- _EXERCISE TASK_
Copy out the entries in full and with complete accuracy; pictures are excluded.
##### DATA TO USE
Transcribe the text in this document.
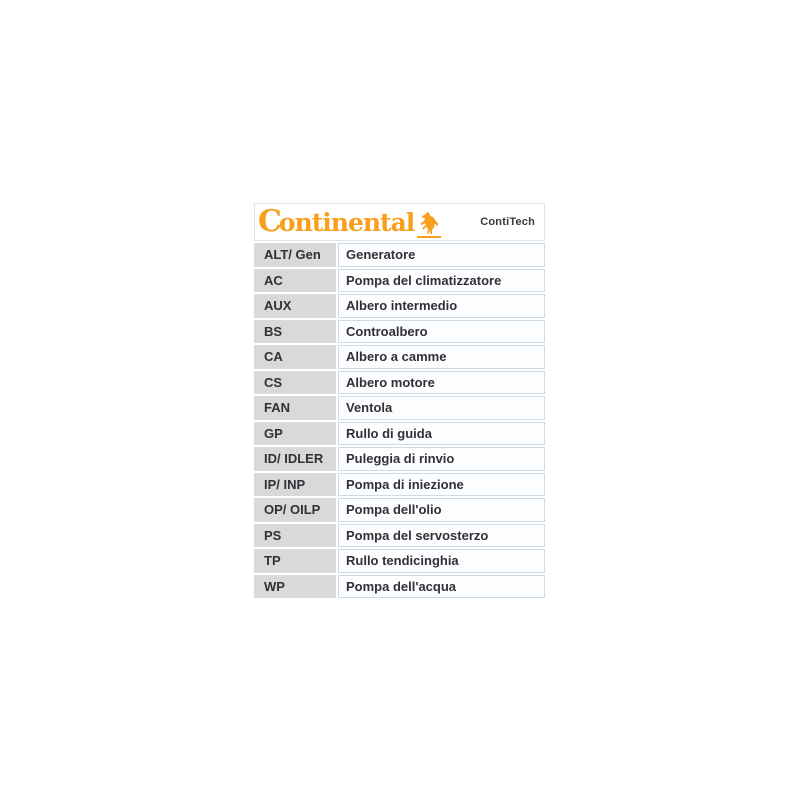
Continental	ContiTech
ALT/ Gen	Generatore
AC	Pompa del climatizzatore
AUX	Albero intermedio
BS	Controalbero
CA	Albero a camme
CS	Albero motore
FAN	Ventola
GP	Rullo di guida
ID/ IDLER	Puleggia di rinvio
IP/ INP	Pompa di iniezione
OP/ OILP	Pompa dell'olio
PS	Pompa del servosterzo
TP	Rullo tendicinghia
WP	Pompa dell'acqua
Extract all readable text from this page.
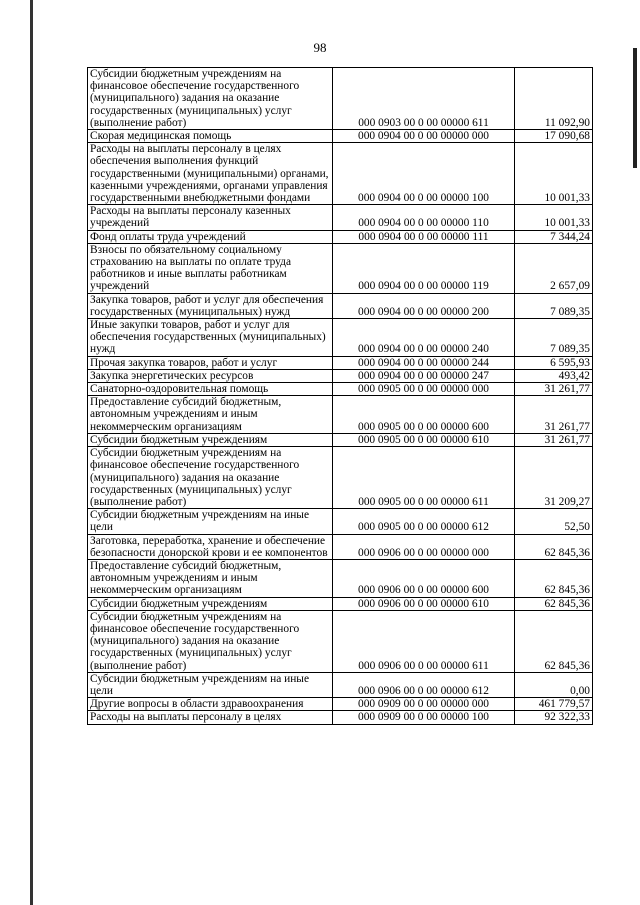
98
Субсидии бюджетным учреждениям на финансовое обеспечение государственного (муниципального) задания на оказание государственных (муниципальных) услуг (выполнение работ)	000 0903 00 0 00 00000 611	11 092,90
Скорая медицинская помощь	000 0904 00 0 00 00000 000	17 090,68
Расходы на выплаты персоналу в целях обеспечения выполнения функций государственными (муниципальными) органами, казенными учреждениями, органами управления государственными внебюджетными фондами	000 0904 00 0 00 00000 100	10 001,33
Расходы на выплаты персоналу казенных учреждений	000 0904 00 0 00 00000 110	10 001,33
Фонд оплаты труда учреждений	000 0904 00 0 00 00000 111	7 344,24
Взносы по обязательному социальному страхованию на выплаты по оплате труда работников и иные выплаты работникам учреждений	000 0904 00 0 00 00000 119	2 657,09
Закупка товаров, работ и услуг для обеспечения государственных (муниципальных) нужд	000 0904 00 0 00 00000 200	7 089,35
Иные закупки товаров, работ и услуг для обеспечения государственных (муниципальных) нужд	000 0904 00 0 00 00000 240	7 089,35
Прочая закупка товаров, работ и услуг	000 0904 00 0 00 00000 244	6 595,93
Закупка энергетических ресурсов	000 0904 00 0 00 00000 247	493,42
Санаторно-оздоровительная помощь	000 0905 00 0 00 00000 000	31 261,77
Предоставление субсидий бюджетным, автономным учреждениям и иным некоммерческим организациям	000 0905 00 0 00 00000 600	31 261,77
Субсидии бюджетным учреждениям	000 0905 00 0 00 00000 610	31 261,77
Субсидии бюджетным учреждениям на финансовое обеспечение государственного (муниципального) задания на оказание государственных (муниципальных) услуг (выполнение работ)	000 0905 00 0 00 00000 611	31 209,27
Субсидии бюджетным учреждениям на иные цели	000 0905 00 0 00 00000 612	52,50
Заготовка, переработка, хранение и обеспечение безопасности донорской крови и ее компонентов	000 0906 00 0 00 00000 000	62 845,36
Предоставление субсидий бюджетным, автономным учреждениям и иным некоммерческим организациям	000 0906 00 0 00 00000 600	62 845,36
Субсидии бюджетным учреждениям	000 0906 00 0 00 00000 610	62 845,36
Субсидии бюджетным учреждениям на финансовое обеспечение государственного (муниципального) задания на оказание государственных (муниципальных) услуг (выполнение работ)	000 0906 00 0 00 00000 611	62 845,36
Субсидии бюджетным учреждениям на иные цели	000 0906 00 0 00 00000 612	0,00
Другие вопросы в области здравоохранения	000 0909 00 0 00 00000 000	461 779,57
Расходы на выплаты персоналу в целях	000 0909 00 0 00 00000 100	92 322,33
##########
- _REPLY_
Transcribe the text in this document.
Continental	ContiTech
ALT/ Gen	Generatore
AC	Pompa del climatizzatore
AUX	Albero intermedio
BS	Controalbero
CA	Albero a camme
CS	Albero motore
FAN	Ventola
GP	Rullo di guida
ID/ IDLER	Puleggia di rinvio
IP/ INP	Pompa di iniezione
OP/ OILP	Pompa dell'olio
PS	Pompa del servosterzo
TP	Rullo tendicinghia
WP	Pompa dell'acqua
Extract all readable text from this page.
98
Субсидии бюджетным учреждениям на финансовое обеспечение государственного (муниципального) задания на оказание государственных (муниципальных) услуг (выполнение работ)	000 0903 00 0 00 00000 611	11 092,90
Скорая медицинская помощь	000 0904 00 0 00 00000 000	17 090,68
Расходы на выплаты персоналу в целях обеспечения выполнения функций государственными (муниципальными) органами, казенными учреждениями, органами управления государственными внебюджетными фондами	000 0904 00 0 00 00000 100	10 001,33
Расходы на выплаты персоналу казенных учреждений	000 0904 00 0 00 00000 110	10 001,33
Фонд оплаты труда учреждений	000 0904 00 0 00 00000 111	7 344,24
Взносы по обязательному социальному страхованию на выплаты по оплате труда работников и иные выплаты работникам учреждений	000 0904 00 0 00 00000 119	2 657,09
Закупка товаров, работ и услуг для обеспечения государственных (муниципальных) нужд	000 0904 00 0 00 00000 200	7 089,35
Иные закупки товаров, работ и услуг для обеспечения государственных (муниципальных) нужд	000 0904 00 0 00 00000 240	7 089,35
Прочая закупка товаров, работ и услуг	000 0904 00 0 00 00000 244	6 595,93
Закупка энергетических ресурсов	000 0904 00 0 00 00000 247	493,42
Санаторно-оздоровительная помощь	000 0905 00 0 00 00000 000	31 261,77
Предоставление субсидий бюджетным, автономным учреждениям и иным некоммерческим организациям	000 0905 00 0 00 00000 600	31 261,77
Субсидии бюджетным учреждениям	000 0905 00 0 00 00000 610	31 261,77
Субсидии бюджетным учреждениям на финансовое обеспечение государственного (муниципального) задания на оказание государственных (муниципальных) услуг (выполнение работ)	000 0905 00 0 00 00000 611	31 209,27
Субсидии бюджетным учреждениям на иные цели	000 0905 00 0 00 00000 612	52,50
Заготовка, переработка, хранение и обеспечение безопасности донорской крови и ее компонентов	000 0906 00 0 00 00000 000	62 845,36
Предоставление субсидий бюджетным, автономным учреждениям и иным некоммерческим организациям	000 0906 00 0 00 00000 600	62 845,36
Субсидии бюджетным учреждениям	000 0906 00 0 00 00000 610	62 845,36
Субсидии бюджетным учреждениям на финансовое обеспечение государственного (муниципального) задания на оказание государственных (муниципальных) услуг (выполнение работ)	000 0906 00 0 00 00000 611	62 845,36
Субсидии бюджетным учреждениям на иные цели	000 0906 00 0 00 00000 612	0,00
Другие вопросы в области здравоохранения	000 0909 00 0 00 00000 000	461 779,57
Расходы на выплаты персоналу в целях	000 0909 00 0 00 00000 100	92 322,33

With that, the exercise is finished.